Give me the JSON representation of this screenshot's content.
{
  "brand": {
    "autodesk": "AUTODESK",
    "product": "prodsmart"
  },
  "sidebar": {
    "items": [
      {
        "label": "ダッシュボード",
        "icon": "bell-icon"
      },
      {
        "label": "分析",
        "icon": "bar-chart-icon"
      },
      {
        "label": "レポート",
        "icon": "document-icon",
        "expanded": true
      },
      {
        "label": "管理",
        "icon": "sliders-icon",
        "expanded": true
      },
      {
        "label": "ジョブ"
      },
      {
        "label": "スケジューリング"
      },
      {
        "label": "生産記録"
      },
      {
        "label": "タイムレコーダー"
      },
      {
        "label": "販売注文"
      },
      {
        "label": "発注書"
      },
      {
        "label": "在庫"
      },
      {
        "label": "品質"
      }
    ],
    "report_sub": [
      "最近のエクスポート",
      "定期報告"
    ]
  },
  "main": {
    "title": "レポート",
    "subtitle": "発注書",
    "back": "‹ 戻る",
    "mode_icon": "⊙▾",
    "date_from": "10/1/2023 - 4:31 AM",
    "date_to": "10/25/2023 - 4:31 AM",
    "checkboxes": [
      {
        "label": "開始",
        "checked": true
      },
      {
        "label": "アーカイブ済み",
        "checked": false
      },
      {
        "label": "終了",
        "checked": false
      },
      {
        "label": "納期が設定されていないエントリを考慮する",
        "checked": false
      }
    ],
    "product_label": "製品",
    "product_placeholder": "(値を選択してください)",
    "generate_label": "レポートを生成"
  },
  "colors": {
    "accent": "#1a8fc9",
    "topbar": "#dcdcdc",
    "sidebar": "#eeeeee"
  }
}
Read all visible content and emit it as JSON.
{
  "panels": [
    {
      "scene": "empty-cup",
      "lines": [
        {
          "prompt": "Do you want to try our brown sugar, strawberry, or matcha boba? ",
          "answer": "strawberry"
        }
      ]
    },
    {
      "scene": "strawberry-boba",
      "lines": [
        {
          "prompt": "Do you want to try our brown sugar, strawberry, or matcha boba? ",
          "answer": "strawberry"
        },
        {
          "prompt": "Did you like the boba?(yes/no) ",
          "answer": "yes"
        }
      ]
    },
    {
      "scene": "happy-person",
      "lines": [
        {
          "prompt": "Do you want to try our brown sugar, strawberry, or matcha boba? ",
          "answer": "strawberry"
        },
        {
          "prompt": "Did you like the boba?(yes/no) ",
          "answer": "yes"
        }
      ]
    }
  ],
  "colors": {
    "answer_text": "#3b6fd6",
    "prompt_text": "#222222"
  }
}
════
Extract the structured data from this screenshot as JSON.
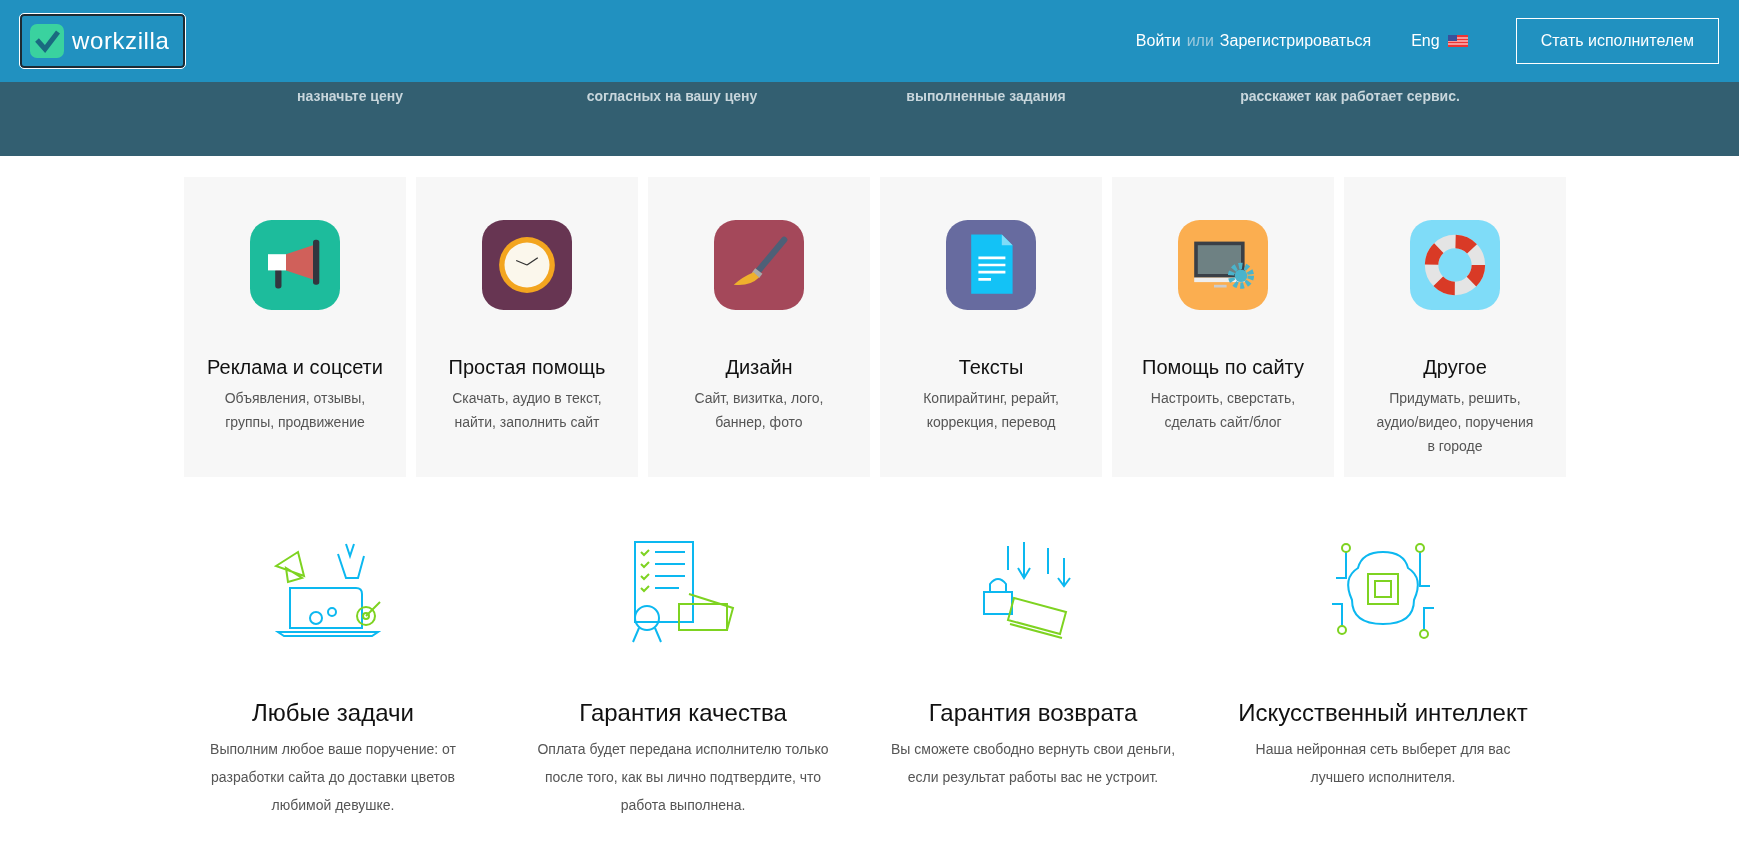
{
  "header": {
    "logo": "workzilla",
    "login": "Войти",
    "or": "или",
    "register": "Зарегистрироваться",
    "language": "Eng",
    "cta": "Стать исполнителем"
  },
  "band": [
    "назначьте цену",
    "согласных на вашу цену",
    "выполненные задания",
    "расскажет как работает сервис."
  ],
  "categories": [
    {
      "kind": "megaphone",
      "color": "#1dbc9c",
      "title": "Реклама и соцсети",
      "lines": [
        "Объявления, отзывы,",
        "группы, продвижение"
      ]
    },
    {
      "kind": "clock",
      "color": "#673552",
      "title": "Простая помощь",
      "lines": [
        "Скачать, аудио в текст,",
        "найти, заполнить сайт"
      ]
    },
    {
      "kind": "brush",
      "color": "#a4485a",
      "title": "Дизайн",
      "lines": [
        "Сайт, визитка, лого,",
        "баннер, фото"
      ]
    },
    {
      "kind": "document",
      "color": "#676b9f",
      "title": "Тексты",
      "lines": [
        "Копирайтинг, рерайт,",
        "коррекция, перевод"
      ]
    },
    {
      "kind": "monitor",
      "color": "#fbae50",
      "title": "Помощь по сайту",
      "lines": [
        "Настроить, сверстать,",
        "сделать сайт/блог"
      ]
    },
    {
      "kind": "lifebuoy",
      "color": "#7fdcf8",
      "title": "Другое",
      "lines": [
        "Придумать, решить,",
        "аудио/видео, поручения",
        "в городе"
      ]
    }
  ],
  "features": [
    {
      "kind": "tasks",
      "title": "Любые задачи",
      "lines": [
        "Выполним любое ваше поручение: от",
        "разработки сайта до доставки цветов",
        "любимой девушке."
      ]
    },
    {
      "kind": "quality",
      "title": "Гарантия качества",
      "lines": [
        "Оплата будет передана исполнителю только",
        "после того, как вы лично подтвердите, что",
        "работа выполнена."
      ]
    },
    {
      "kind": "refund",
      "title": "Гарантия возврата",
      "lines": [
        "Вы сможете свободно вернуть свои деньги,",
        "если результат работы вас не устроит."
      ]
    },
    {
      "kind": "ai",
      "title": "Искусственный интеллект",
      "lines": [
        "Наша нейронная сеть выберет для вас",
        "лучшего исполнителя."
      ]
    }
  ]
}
════
| Exercise prompt |
Looking at the data above, show all lines where the word "scene" occurs.

| Task result |
      "scene": "empty-cup",
      "scene": "strawberry-boba",
      "scene": "happy-person",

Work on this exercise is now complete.